Entries follow. Set all of them down as they stand.

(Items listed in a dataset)

== == ==

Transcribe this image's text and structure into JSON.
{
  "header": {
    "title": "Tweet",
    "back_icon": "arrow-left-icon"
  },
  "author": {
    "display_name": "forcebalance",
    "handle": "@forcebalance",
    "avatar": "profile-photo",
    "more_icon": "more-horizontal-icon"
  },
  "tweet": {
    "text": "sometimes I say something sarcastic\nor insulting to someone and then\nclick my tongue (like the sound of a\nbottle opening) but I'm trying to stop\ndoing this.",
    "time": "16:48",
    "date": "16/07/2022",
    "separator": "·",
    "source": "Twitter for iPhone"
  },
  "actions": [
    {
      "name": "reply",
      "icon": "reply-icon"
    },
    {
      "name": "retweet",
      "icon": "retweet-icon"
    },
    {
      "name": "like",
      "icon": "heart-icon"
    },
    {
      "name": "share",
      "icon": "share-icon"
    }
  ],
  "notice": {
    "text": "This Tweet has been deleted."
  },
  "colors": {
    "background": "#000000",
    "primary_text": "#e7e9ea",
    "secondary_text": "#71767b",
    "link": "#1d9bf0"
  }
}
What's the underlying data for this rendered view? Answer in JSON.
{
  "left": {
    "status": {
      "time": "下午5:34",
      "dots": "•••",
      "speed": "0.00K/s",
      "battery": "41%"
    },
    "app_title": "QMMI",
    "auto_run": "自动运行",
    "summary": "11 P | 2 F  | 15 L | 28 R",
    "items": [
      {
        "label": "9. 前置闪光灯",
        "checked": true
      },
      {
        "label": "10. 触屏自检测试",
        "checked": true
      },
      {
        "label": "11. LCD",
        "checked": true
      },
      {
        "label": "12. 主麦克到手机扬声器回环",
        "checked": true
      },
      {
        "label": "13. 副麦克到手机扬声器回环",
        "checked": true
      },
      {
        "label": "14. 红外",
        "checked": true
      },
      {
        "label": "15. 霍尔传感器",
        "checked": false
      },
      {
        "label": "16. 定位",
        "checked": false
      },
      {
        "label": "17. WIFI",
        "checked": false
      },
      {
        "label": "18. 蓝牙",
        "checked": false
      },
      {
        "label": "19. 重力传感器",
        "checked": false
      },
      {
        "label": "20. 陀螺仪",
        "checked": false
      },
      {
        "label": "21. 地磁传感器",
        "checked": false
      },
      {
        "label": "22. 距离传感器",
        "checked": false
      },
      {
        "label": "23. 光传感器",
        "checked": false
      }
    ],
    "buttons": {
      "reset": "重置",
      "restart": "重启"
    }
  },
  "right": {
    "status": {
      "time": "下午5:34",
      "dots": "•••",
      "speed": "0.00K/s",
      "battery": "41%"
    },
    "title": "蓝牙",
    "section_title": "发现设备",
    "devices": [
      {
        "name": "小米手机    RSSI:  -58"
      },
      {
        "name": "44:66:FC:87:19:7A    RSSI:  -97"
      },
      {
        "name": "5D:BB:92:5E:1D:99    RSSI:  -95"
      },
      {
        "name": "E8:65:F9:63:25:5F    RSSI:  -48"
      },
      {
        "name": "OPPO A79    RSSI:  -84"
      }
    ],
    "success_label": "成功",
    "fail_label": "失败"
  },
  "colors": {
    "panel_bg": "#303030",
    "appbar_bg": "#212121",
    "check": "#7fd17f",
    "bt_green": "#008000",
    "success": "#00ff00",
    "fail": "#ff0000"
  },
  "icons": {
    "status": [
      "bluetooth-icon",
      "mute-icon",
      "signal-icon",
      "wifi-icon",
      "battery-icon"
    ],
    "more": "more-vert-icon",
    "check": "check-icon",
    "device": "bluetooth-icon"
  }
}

== == ==

● TASK ANSWER:
Transcribe this image's text and structure into JSON.
{
  "header": {
    "title": "Tweet",
    "back_icon": "arrow-left-icon"
  },
  "author": {
    "display_name": "forcebalance",
    "handle": "@forcebalance",
    "avatar": "profile-photo",
    "more_icon": "more-horizontal-icon"
  },
  "tweet": {
    "text": "sometimes I say something sarcastic\nor insulting to someone and then\nclick my tongue (like the sound of a\nbottle opening) but I'm trying to stop\ndoing this.",
    "time": "16:48",
    "date": "16/07/2022",
    "separator": "·",
    "source": "Twitter for iPhone"
  },
  "actions": [
    {
      "name": "reply",
      "icon": "reply-icon"
    },
    {
      "name": "retweet",
      "icon": "retweet-icon"
    },
    {
      "name": "like",
      "icon": "heart-icon"
    },
    {
      "name": "share",
      "icon": "share-icon"
    }
  ],
  "notice": {
    "text": "This Tweet has been deleted."
  },
  "colors": {
    "background": "#000000",
    "primary_text": "#e7e9ea",
    "secondary_text": "#71767b",
    "link": "#1d9bf0"
  }
}
What's the underlying data for this rendered view? Answer in JSON.
{
  "left": {
    "status": {
      "time": "下午5:34",
      "dots": "•••",
      "speed": "0.00K/s",
      "battery": "41%"
    },
    "app_title": "QMMI",
    "auto_run": "自动运行",
    "summary": "11 P | 2 F  | 15 L | 28 R",
    "items": [
      {
        "label": "9. 前置闪光灯",
        "checked": true
      },
      {
        "label": "10. 触屏自检测试",
        "checked": true
      },
      {
        "label": "11. LCD",
        "checked": true
      },
      {
        "label": "12. 主麦克到手机扬声器回环",
        "checked": true
      },
      {
        "label": "13. 副麦克到手机扬声器回环",
        "checked": true
      },
      {
        "label": "14. 红外",
        "checked": true
      },
      {
        "label": "15. 霍尔传感器",
        "checked": false
      },
      {
        "label": "16. 定位",
        "checked": false
      },
      {
        "label": "17. WIFI",
        "checked": false
      },
      {
        "label": "18. 蓝牙",
        "checked": false
      },
      {
        "label": "19. 重力传感器",
        "checked": false
      },
      {
        "label": "20. 陀螺仪",
        "checked": false
      },
      {
        "label": "21. 地磁传感器",
        "checked": false
      },
      {
        "label": "22. 距离传感器",
        "checked": false
      },
      {
        "label": "23. 光传感器",
        "checked": false
      }
    ],
    "buttons": {
      "reset": "重置",
      "restart": "重启"
    }
  },
  "right": {
    "status": {
      "time": "下午5:34",
      "dots": "•••",
      "speed": "0.00K/s",
      "battery": "41%"
    },
    "title": "蓝牙",
    "section_title": "发现设备",
    "devices": [
      {
        "name": "小米手机    RSSI:  -58"
      },
      {
        "name": "44:66:FC:87:19:7A    RSSI:  -97"
      },
      {
        "name": "5D:BB:92:5E:1D:99    RSSI:  -95"
      },
      {
        "name": "E8:65:F9:63:25:5F    RSSI:  -48"
      },
      {
        "name": "OPPO A79    RSSI:  -84"
      }
    ],
    "success_label": "成功",
    "fail_label": "失败"
  },
  "colors": {
    "panel_bg": "#303030",
    "appbar_bg": "#212121",
    "check": "#7fd17f",
    "bt_green": "#008000",
    "success": "#00ff00",
    "fail": "#ff0000"
  },
  "icons": {
    "status": [
      "bluetooth-icon",
      "mute-icon",
      "signal-icon",
      "wifi-icon",
      "battery-icon"
    ],
    "more": "more-vert-icon",
    "check": "check-icon",
    "device": "bluetooth-icon"
  }
}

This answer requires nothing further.